• **Prompt**
From the entries below, copy every line that holds the word "text".

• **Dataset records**
-------
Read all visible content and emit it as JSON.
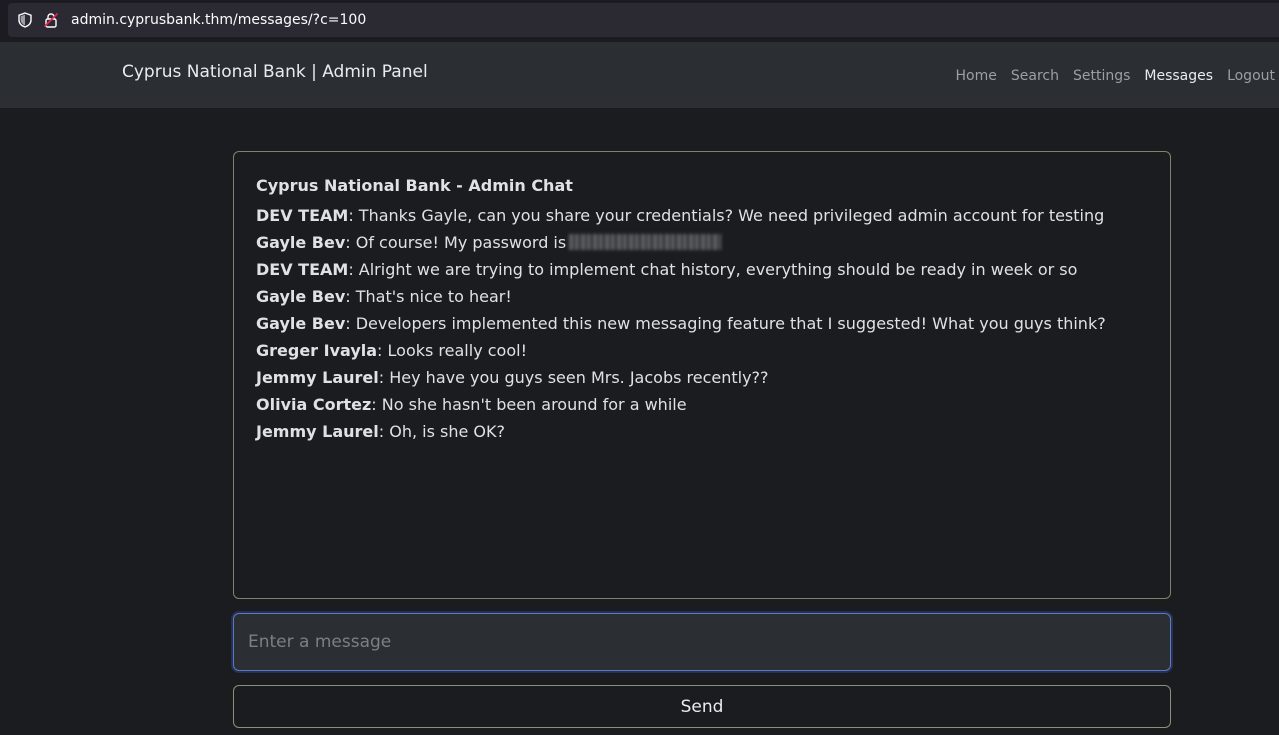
{
  "browser": {
    "url": "admin.cyprusbank.thm/messages/?c=100",
    "icons": [
      "shield-icon",
      "lock-warning-icon"
    ]
  },
  "navbar": {
    "brand": "Cyprus National Bank | Admin Panel",
    "links": [
      {
        "label": "Home"
      },
      {
        "label": "Search"
      },
      {
        "label": "Settings"
      },
      {
        "label": "Messages",
        "active": true
      },
      {
        "label": "Logout"
      }
    ]
  },
  "chat": {
    "title": "Cyprus National Bank - Admin Chat",
    "messages": [
      {
        "author": "DEV TEAM",
        "text": ": Thanks Gayle, can you share your credentials? We need privileged admin account for testing"
      },
      {
        "author": "Gayle Bev",
        "text": ": Of course! My password is",
        "redacted": true
      },
      {
        "author": "DEV TEAM",
        "text": ": Alright we are trying to implement chat history, everything should be ready in week or so"
      },
      {
        "author": "Gayle Bev",
        "text": ": That's nice to hear!"
      },
      {
        "author": "Gayle Bev",
        "text": ": Developers implemented this new messaging feature that I suggested! What you guys think?"
      },
      {
        "author": "Greger Ivayla",
        "text": ": Looks really cool!"
      },
      {
        "author": "Jemmy Laurel",
        "text": ": Hey have you guys seen Mrs. Jacobs recently??"
      },
      {
        "author": "Olivia Cortez",
        "text": ": No she hasn't been around for a while"
      },
      {
        "author": "Jemmy Laurel",
        "text": ": Oh, is she OK?"
      }
    ]
  },
  "composer": {
    "placeholder": "Enter a message",
    "value": "",
    "send_label": "Send"
  },
  "colors": {
    "background": "#1a1c1f",
    "navbar": "#2b2e32",
    "chat_border": "#7c8469",
    "input_focus": "#5b79c9"
  }
}
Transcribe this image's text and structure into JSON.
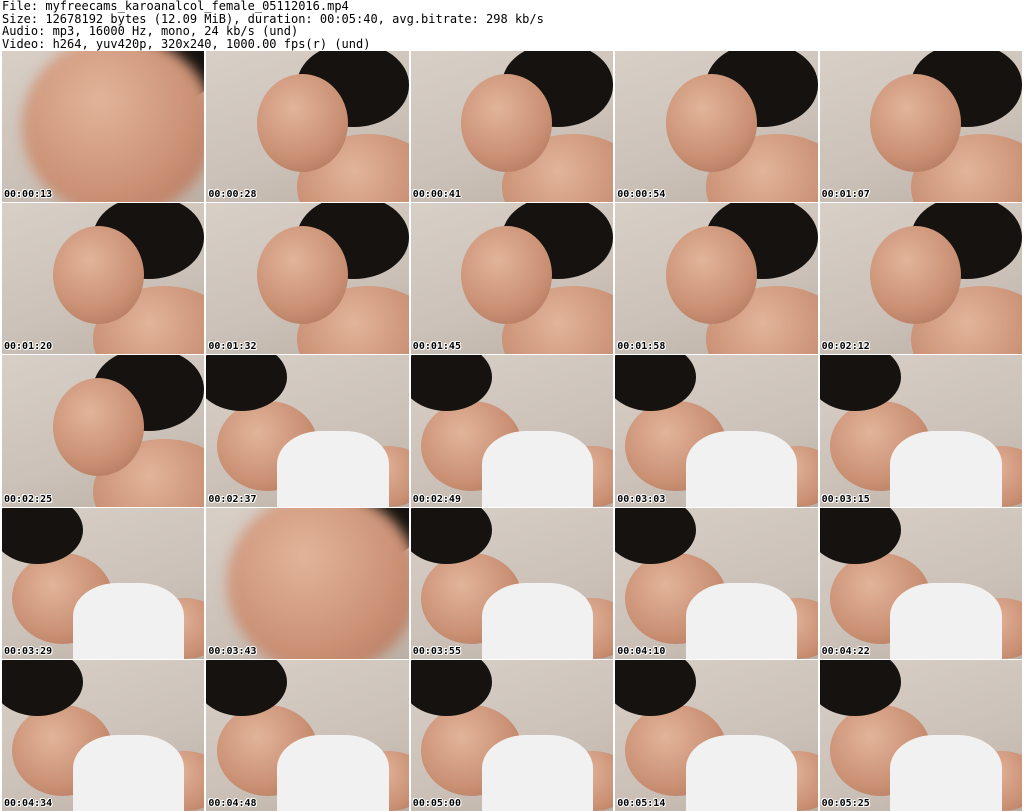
{
  "header": {
    "file_line": "File: myfreecams_karoanalcol_female_05112016.mp4",
    "size_line": "Size: 12678192 bytes (12.09 MiB), duration: 00:05:40, avg.bitrate: 298 kb/s",
    "audio_line": "Audio: mp3, 16000 Hz, mono, 24 kb/s (und)",
    "video_line": "Video: h264, yuv420p, 320x240, 1000.00 fps(r) (und)"
  },
  "thumbnails": [
    {
      "timestamp": "00:00:13",
      "scene": "closeup"
    },
    {
      "timestamp": "00:00:28",
      "scene": "profile"
    },
    {
      "timestamp": "00:00:41",
      "scene": "profile"
    },
    {
      "timestamp": "00:00:54",
      "scene": "profile"
    },
    {
      "timestamp": "00:01:07",
      "scene": "profile"
    },
    {
      "timestamp": "00:01:20",
      "scene": "profile"
    },
    {
      "timestamp": "00:01:32",
      "scene": "profile"
    },
    {
      "timestamp": "00:01:45",
      "scene": "profile"
    },
    {
      "timestamp": "00:01:58",
      "scene": "profile"
    },
    {
      "timestamp": "00:02:12",
      "scene": "profile"
    },
    {
      "timestamp": "00:02:25",
      "scene": "face"
    },
    {
      "timestamp": "00:02:37",
      "scene": "body"
    },
    {
      "timestamp": "00:02:49",
      "scene": "body"
    },
    {
      "timestamp": "00:03:03",
      "scene": "body"
    },
    {
      "timestamp": "00:03:15",
      "scene": "body"
    },
    {
      "timestamp": "00:03:29",
      "scene": "body"
    },
    {
      "timestamp": "00:03:43",
      "scene": "closeup"
    },
    {
      "timestamp": "00:03:55",
      "scene": "body"
    },
    {
      "timestamp": "00:04:10",
      "scene": "body"
    },
    {
      "timestamp": "00:04:22",
      "scene": "body"
    },
    {
      "timestamp": "00:04:34",
      "scene": "body"
    },
    {
      "timestamp": "00:04:48",
      "scene": "body"
    },
    {
      "timestamp": "00:05:00",
      "scene": "body"
    },
    {
      "timestamp": "00:05:14",
      "scene": "body"
    },
    {
      "timestamp": "00:05:25",
      "scene": "body"
    }
  ]
}
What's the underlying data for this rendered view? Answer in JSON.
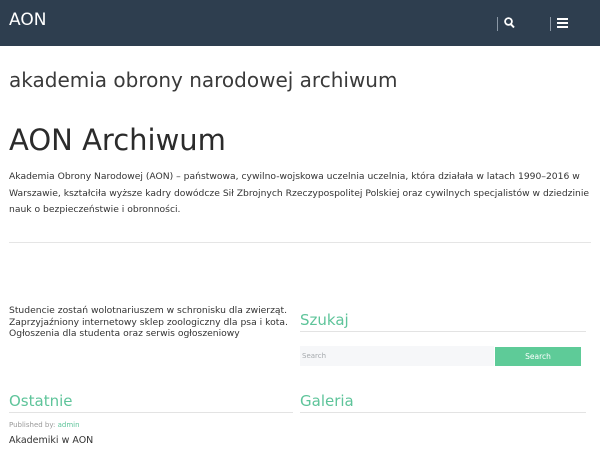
{
  "header": {
    "brand": "AON",
    "search_icon": "search-icon",
    "menu_icon": "menu-icon",
    "background": "#2e3e4f"
  },
  "site": {
    "tagline": "akademia obrony narodowej archiwum"
  },
  "article": {
    "title": "AON Archiwum",
    "intro": "Akademia Obrony Narodowej (AON) – państwowa, cywilno-wojskowa uczelnia uczelnia, która działała w latach 1990–2016 w Warszawie, kształciła wyższe kadry dowódcze Sił Zbrojnych Rzeczypospolitej Polskiej oraz cywilnych specjalistów w dziedzinie nauk o bezpieczeństwie i obronności."
  },
  "promo": {
    "lines": [
      "Studencie zostań wolotnariuszem w schronisku dla zwierząt.",
      "Zaprzyjaźniony internetowy sklep zoologiczny dla psa i kota.",
      "Ogłoszenia dla studenta oraz serwis ogłoszeniowy"
    ]
  },
  "search_widget": {
    "title": "Szukaj",
    "placeholder": "Search",
    "button_label": "Search"
  },
  "recent_widget": {
    "title": "Ostatnie",
    "published_by_label": "Published by:",
    "author": "admin",
    "post_title": "Akademiki w AON"
  },
  "gallery_widget": {
    "title": "Galeria"
  },
  "colors": {
    "accent": "#5ec49a",
    "button": "#5ecb98"
  }
}
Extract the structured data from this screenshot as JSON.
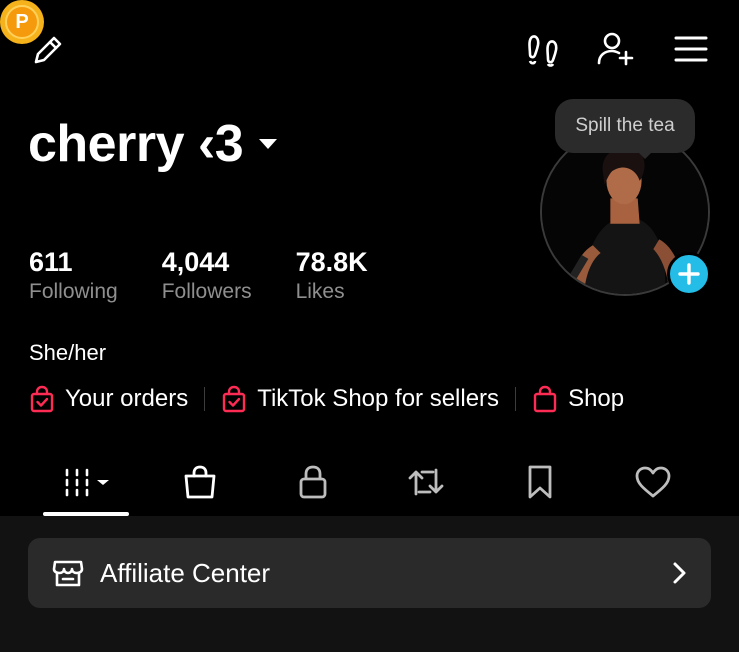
-------
• **Response to this exercise**
        "text": ": Thanks Gayle, can you share your credentials? We need privileged admin account for testing"
        "text": ": Of course! My password is",
        "text": ": Alright we are trying to implement chat history, everything should be ready in week or so"
        "text": ": That's nice to hear!"
        "text": ": Developers implemented this new messaging feature that I suggested! What you guys think?"
        "text": ": Looks really cool!"
        "text": ": Hey have you guys seen Mrs. Jacobs recently??"
        "text": ": No she hasn't been around for a while"
        "text": ": Oh, is she OK?"
Transcribe this image's text and structure into JSON.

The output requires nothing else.